------ DATA SHOWN

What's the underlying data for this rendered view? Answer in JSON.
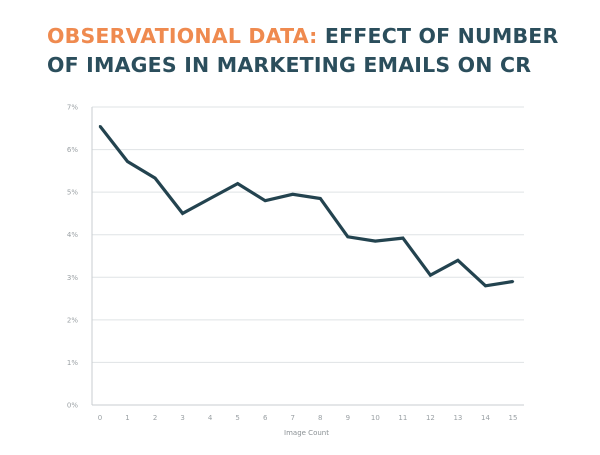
{
  "colors": {
    "title_accent": "#ef8a4f",
    "title_main": "#2b4e5c",
    "line": "#23434f",
    "grid": "#dfe3e5",
    "axis": "#c9ced1",
    "tick_text": "#9aa0a4"
  },
  "chart_data": {
    "type": "line",
    "title_accent": "OBSERVATIONAL DATA:",
    "title_main": "EFFECT OF NUMBER OF IMAGES IN MARKETING EMAILS ON CR",
    "xlabel": "Image Count",
    "ylabel": "",
    "x": [
      0,
      1,
      2,
      3,
      4,
      5,
      6,
      7,
      8,
      9,
      10,
      11,
      12,
      13,
      14,
      15
    ],
    "series": [
      {
        "values": [
          6.55,
          5.72,
          5.33,
          4.5,
          4.85,
          5.2,
          4.8,
          4.95,
          4.85,
          3.95,
          3.85,
          3.92,
          3.05,
          3.4,
          2.8,
          2.9
        ]
      }
    ],
    "ylim": [
      0,
      7
    ],
    "yticks": [
      "0%",
      "1%",
      "2%",
      "3%",
      "4%",
      "5%",
      "6%",
      "7%"
    ],
    "xticks": [
      "0",
      "1",
      "2",
      "3",
      "4",
      "5",
      "6",
      "7",
      "8",
      "9",
      "10",
      "11",
      "12",
      "13",
      "14",
      "15"
    ],
    "grid": "horizontal",
    "legend": "none"
  }
}
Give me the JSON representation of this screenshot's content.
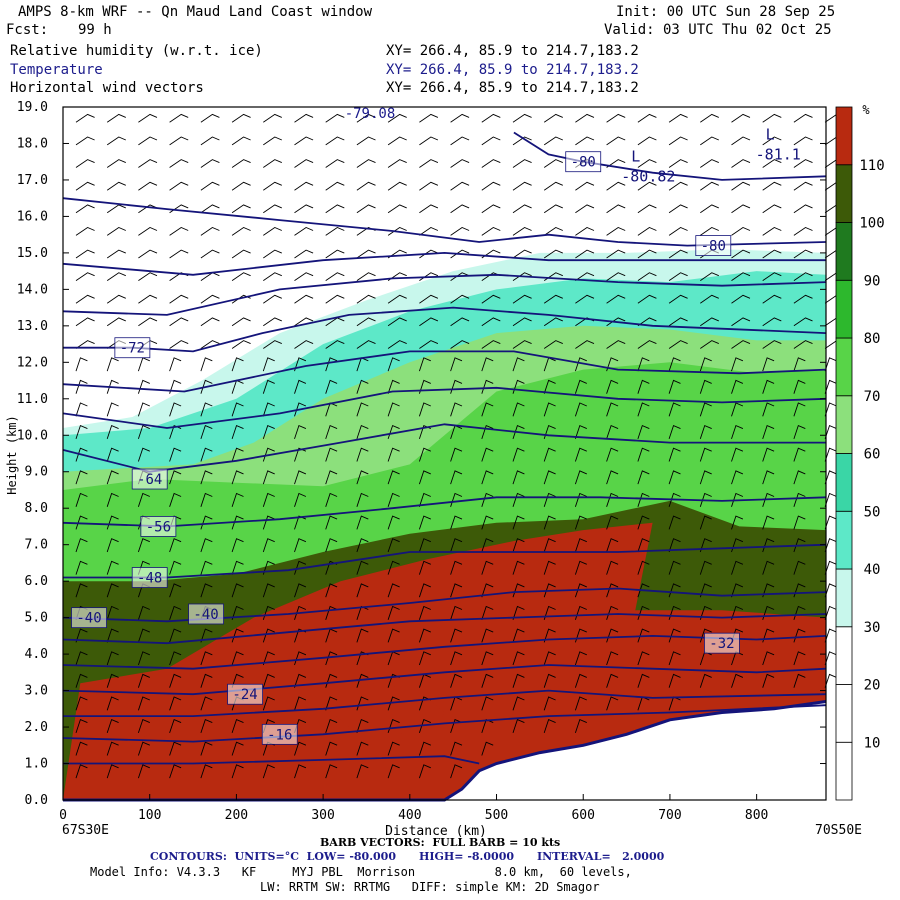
{
  "header": {
    "title": "AMPS 8-km WRF -- Qn Maud Land Coast window",
    "init": "Init: 00 UTC Sun 28 Sep 25",
    "fcst_label": "Fcst:",
    "fcst_value": "99 h",
    "valid": "Valid: 03 UTC Thu 02 Oct 25",
    "fields": [
      {
        "name": "Relative humidity (w.r.t. ice)",
        "xy": "XY= 266.4, 85.9 to 214.7,183.2"
      },
      {
        "name": "Temperature",
        "xy": "XY= 266.4, 85.9 to 214.7,183.2"
      },
      {
        "name": "Horizontal wind vectors",
        "xy": "XY= 266.4, 85.9 to 214.7,183.2"
      }
    ]
  },
  "chart_data": {
    "type": "heatmap",
    "xlabel": "Distance (km)",
    "ylabel": "Height (km)",
    "xlim": [
      0,
      880
    ],
    "ylim": [
      0,
      19
    ],
    "x_ticks": [
      0,
      100,
      200,
      300,
      400,
      500,
      600,
      700,
      800
    ],
    "y_ticks": [
      "0.0",
      "1.0",
      "2.0",
      "3.0",
      "4.0",
      "5.0",
      "6.0",
      "7.0",
      "8.0",
      "9.0",
      "10.0",
      "11.0",
      "12.0",
      "13.0",
      "14.0",
      "15.0",
      "16.0",
      "17.0",
      "18.0",
      "19.0"
    ],
    "x_start_label": "67S30E",
    "x_end_label": "70S50E",
    "colorbar": {
      "unit": "%",
      "ticks": [
        10,
        20,
        30,
        40,
        50,
        60,
        70,
        80,
        90,
        100,
        110
      ],
      "colors": [
        "#ffffff",
        "#ffffff",
        "#ffffff",
        "#c8f7ec",
        "#5de8c8",
        "#3ad6a6",
        "#8ce07c",
        "#58d448",
        "#2db82d",
        "#1f7a1f",
        "#3d5a08",
        "#b82a10"
      ]
    },
    "humidity_regions": [
      {
        "level": 30,
        "points": [
          [
            0,
            10.2
          ],
          [
            80,
            10.5
          ],
          [
            160,
            11.5
          ],
          [
            250,
            12.8
          ],
          [
            350,
            13.7
          ],
          [
            450,
            14.5
          ],
          [
            550,
            15.0
          ],
          [
            650,
            15.0
          ],
          [
            760,
            15.1
          ],
          [
            880,
            15.0
          ],
          [
            880,
            0
          ],
          [
            0,
            0
          ]
        ]
      },
      {
        "level": 40,
        "points": [
          [
            0,
            10.0
          ],
          [
            100,
            10.2
          ],
          [
            200,
            11.0
          ],
          [
            300,
            12.5
          ],
          [
            400,
            13.4
          ],
          [
            500,
            14.0
          ],
          [
            600,
            14.3
          ],
          [
            700,
            14.2
          ],
          [
            800,
            14.5
          ],
          [
            880,
            14.4
          ],
          [
            880,
            0
          ],
          [
            0,
            0
          ]
        ]
      },
      {
        "level": 60,
        "points": [
          [
            0,
            9.0
          ],
          [
            150,
            9.2
          ],
          [
            220,
            9.8
          ],
          [
            300,
            11.0
          ],
          [
            400,
            12.0
          ],
          [
            500,
            12.8
          ],
          [
            600,
            13.0
          ],
          [
            700,
            12.9
          ],
          [
            800,
            12.6
          ],
          [
            880,
            12.6
          ],
          [
            880,
            0
          ],
          [
            0,
            0
          ]
        ]
      },
      {
        "level": 70,
        "points": [
          [
            0,
            8.5
          ],
          [
            100,
            8.8
          ],
          [
            200,
            8.7
          ],
          [
            300,
            8.6
          ],
          [
            400,
            9.2
          ],
          [
            500,
            11.2
          ],
          [
            600,
            11.8
          ],
          [
            700,
            12.0
          ],
          [
            800,
            11.7
          ],
          [
            880,
            11.8
          ],
          [
            880,
            0
          ],
          [
            0,
            0
          ]
        ]
      },
      {
        "level": 100,
        "points": [
          [
            0,
            6.0
          ],
          [
            100,
            6.0
          ],
          [
            200,
            6.2
          ],
          [
            300,
            6.8
          ],
          [
            400,
            7.3
          ],
          [
            500,
            7.6
          ],
          [
            600,
            7.7
          ],
          [
            700,
            8.2
          ],
          [
            780,
            7.5
          ],
          [
            880,
            7.4
          ],
          [
            880,
            0
          ],
          [
            0,
            0
          ]
        ]
      },
      {
        "level": 110,
        "points": [
          [
            20,
            3.2
          ],
          [
            120,
            3.6
          ],
          [
            220,
            5.0
          ],
          [
            320,
            6.0
          ],
          [
            420,
            6.6
          ],
          [
            520,
            7.1
          ],
          [
            600,
            7.4
          ],
          [
            680,
            7.6
          ],
          [
            660,
            5.2
          ],
          [
            760,
            5.2
          ],
          [
            880,
            5.0
          ],
          [
            880,
            0
          ],
          [
            0,
            0
          ]
        ]
      },
      {
        "level": 120,
        "points": [
          [
            50,
            2.2
          ],
          [
            80,
            2.2
          ],
          [
            100,
            2.2
          ],
          [
            100,
            1.8
          ],
          [
            80,
            1.6
          ],
          [
            50,
            1.5
          ]
        ]
      },
      {
        "level": 120,
        "points": [
          [
            310,
            3.0
          ],
          [
            360,
            3.2
          ],
          [
            410,
            3.0
          ],
          [
            440,
            2.4
          ],
          [
            430,
            1.9
          ],
          [
            380,
            1.8
          ],
          [
            330,
            2.0
          ],
          [
            305,
            2.5
          ]
        ]
      },
      {
        "level": 120,
        "points": [
          [
            440,
            3.3
          ],
          [
            455,
            4.6
          ],
          [
            465,
            5.0
          ],
          [
            470,
            4.6
          ],
          [
            460,
            3.8
          ],
          [
            450,
            3.1
          ]
        ]
      }
    ],
    "terrain": [
      [
        0,
        0
      ],
      [
        440,
        0
      ],
      [
        460,
        0.3
      ],
      [
        480,
        0.8
      ],
      [
        500,
        1.0
      ],
      [
        550,
        1.3
      ],
      [
        600,
        1.5
      ],
      [
        650,
        1.8
      ],
      [
        700,
        2.2
      ],
      [
        760,
        2.4
      ],
      [
        820,
        2.5
      ],
      [
        880,
        2.7
      ]
    ],
    "isotherms": [
      {
        "label": "-80",
        "label_at": [
          600,
          17.5
        ],
        "points": [
          [
            0,
            16.5
          ],
          [
            120,
            16.2
          ],
          [
            250,
            15.9
          ],
          [
            380,
            15.6
          ],
          [
            480,
            15.3
          ],
          [
            560,
            15.5
          ],
          [
            640,
            15.3
          ],
          [
            720,
            15.2
          ],
          [
            880,
            15.3
          ]
        ]
      },
      {
        "label": "-80",
        "label_at": [
          750,
          15.2
        ],
        "points": [
          [
            520,
            18.3
          ],
          [
            560,
            17.7
          ],
          [
            600,
            17.5
          ],
          [
            680,
            17.2
          ],
          [
            760,
            17.0
          ],
          [
            880,
            17.1
          ]
        ]
      },
      {
        "label": "-72",
        "label_at": [
          80,
          12.4
        ],
        "points": [
          [
            0,
            12.4
          ],
          [
            80,
            12.4
          ],
          [
            150,
            12.3
          ],
          [
            230,
            12.8
          ],
          [
            330,
            13.3
          ],
          [
            450,
            13.5
          ],
          [
            560,
            13.3
          ],
          [
            680,
            13.0
          ],
          [
            880,
            12.8
          ]
        ]
      },
      {
        "label": "",
        "label_at": null,
        "points": [
          [
            0,
            13.4
          ],
          [
            120,
            13.3
          ],
          [
            250,
            14.0
          ],
          [
            380,
            14.3
          ],
          [
            500,
            14.4
          ],
          [
            640,
            14.2
          ],
          [
            760,
            14.1
          ],
          [
            880,
            14.2
          ]
        ]
      },
      {
        "label": "",
        "label_at": null,
        "points": [
          [
            0,
            14.7
          ],
          [
            150,
            14.4
          ],
          [
            300,
            14.8
          ],
          [
            440,
            15.0
          ],
          [
            560,
            14.8
          ],
          [
            700,
            14.8
          ],
          [
            880,
            14.8
          ]
        ]
      },
      {
        "label": "-64",
        "label_at": [
          100,
          8.8
        ],
        "points": [
          [
            0,
            9.6
          ],
          [
            100,
            9.0
          ],
          [
            200,
            9.3
          ],
          [
            320,
            9.8
          ],
          [
            440,
            10.3
          ],
          [
            560,
            10.0
          ],
          [
            700,
            9.8
          ],
          [
            880,
            9.8
          ]
        ]
      },
      {
        "label": "",
        "label_at": null,
        "points": [
          [
            0,
            10.6
          ],
          [
            120,
            10.2
          ],
          [
            250,
            10.6
          ],
          [
            380,
            11.2
          ],
          [
            500,
            11.3
          ],
          [
            640,
            11.0
          ],
          [
            760,
            10.9
          ],
          [
            880,
            11.0
          ]
        ]
      },
      {
        "label": "",
        "label_at": null,
        "points": [
          [
            0,
            11.4
          ],
          [
            140,
            11.2
          ],
          [
            280,
            11.9
          ],
          [
            400,
            12.3
          ],
          [
            520,
            12.3
          ],
          [
            640,
            11.8
          ],
          [
            780,
            11.7
          ],
          [
            880,
            11.8
          ]
        ]
      },
      {
        "label": "-56",
        "label_at": [
          110,
          7.5
        ],
        "points": [
          [
            0,
            7.6
          ],
          [
            120,
            7.5
          ],
          [
            250,
            7.7
          ],
          [
            380,
            8.0
          ],
          [
            500,
            8.3
          ],
          [
            620,
            8.3
          ],
          [
            760,
            8.2
          ],
          [
            880,
            8.3
          ]
        ]
      },
      {
        "label": "-48",
        "label_at": [
          100,
          6.1
        ],
        "points": [
          [
            0,
            6.1
          ],
          [
            120,
            6.1
          ],
          [
            260,
            6.3
          ],
          [
            400,
            6.8
          ],
          [
            520,
            6.8
          ],
          [
            640,
            6.8
          ],
          [
            760,
            6.9
          ],
          [
            880,
            7.0
          ]
        ]
      },
      {
        "label": "-40",
        "label_at": [
          30,
          5.0
        ],
        "points": [
          [
            0,
            5.0
          ],
          [
            120,
            4.9
          ],
          [
            260,
            5.1
          ],
          [
            400,
            5.4
          ],
          [
            520,
            5.7
          ],
          [
            640,
            5.8
          ],
          [
            760,
            5.6
          ],
          [
            880,
            5.7
          ]
        ]
      },
      {
        "label": "-40",
        "label_at": [
          165,
          5.1
        ],
        "points": [
          [
            0,
            4.4
          ],
          [
            120,
            4.3
          ],
          [
            260,
            4.6
          ],
          [
            400,
            4.9
          ],
          [
            520,
            5.0
          ],
          [
            640,
            5.1
          ],
          [
            760,
            5.0
          ],
          [
            880,
            5.1
          ]
        ]
      },
      {
        "label": "-32",
        "label_at": [
          760,
          4.3
        ],
        "points": [
          [
            0,
            3.7
          ],
          [
            150,
            3.6
          ],
          [
            300,
            3.9
          ],
          [
            440,
            4.2
          ],
          [
            560,
            4.4
          ],
          [
            680,
            4.5
          ],
          [
            800,
            4.4
          ],
          [
            880,
            4.5
          ]
        ]
      },
      {
        "label": "-24",
        "label_at": [
          210,
          2.9
        ],
        "points": [
          [
            0,
            3.0
          ],
          [
            150,
            2.9
          ],
          [
            300,
            3.2
          ],
          [
            440,
            3.5
          ],
          [
            560,
            3.7
          ],
          [
            680,
            3.6
          ],
          [
            800,
            3.5
          ],
          [
            880,
            3.6
          ]
        ]
      },
      {
        "label": "-16",
        "label_at": [
          250,
          1.8
        ],
        "points": [
          [
            0,
            2.3
          ],
          [
            150,
            2.3
          ],
          [
            300,
            2.5
          ],
          [
            440,
            2.8
          ],
          [
            560,
            3.0
          ],
          [
            680,
            2.8
          ],
          [
            880,
            2.9
          ]
        ]
      },
      {
        "label": "",
        "label_at": null,
        "points": [
          [
            0,
            1.7
          ],
          [
            150,
            1.6
          ],
          [
            300,
            1.8
          ],
          [
            440,
            2.1
          ],
          [
            560,
            2.3
          ],
          [
            700,
            2.4
          ],
          [
            880,
            2.6
          ]
        ]
      },
      {
        "label": "",
        "label_at": null,
        "points": [
          [
            0,
            1.0
          ],
          [
            150,
            1.0
          ],
          [
            300,
            1.1
          ],
          [
            440,
            1.2
          ],
          [
            480,
            1.0
          ]
        ]
      }
    ],
    "lows": [
      {
        "label": "L",
        "value": "-80.82",
        "at": [
          690,
          17.4
        ]
      },
      {
        "label": "L",
        "value": "-81.1",
        "at": [
          845,
          18.0
        ]
      }
    ],
    "top_value": "-79.08"
  },
  "footer": {
    "barb": "BARB VECTORS:  FULL BARB = 10 kts",
    "contours": "CONTOURS:  UNITS=°C  LOW= -80.000      HIGH= -8.0000      INTERVAL=   2.0000",
    "model_info": "Model Info: V4.3.3   KF     MYJ PBL  Morrison           8.0 km,  60 levels,",
    "model_info2": "LW: RRTM SW: RRTMG   DIFF: simple KM: 2D Smagor"
  }
}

------------

DIRECTION >>
Go through the listing above and work out how many lines contain the string "xlabel". Reply with the number alone.

EXPECTED ANSWER >>
2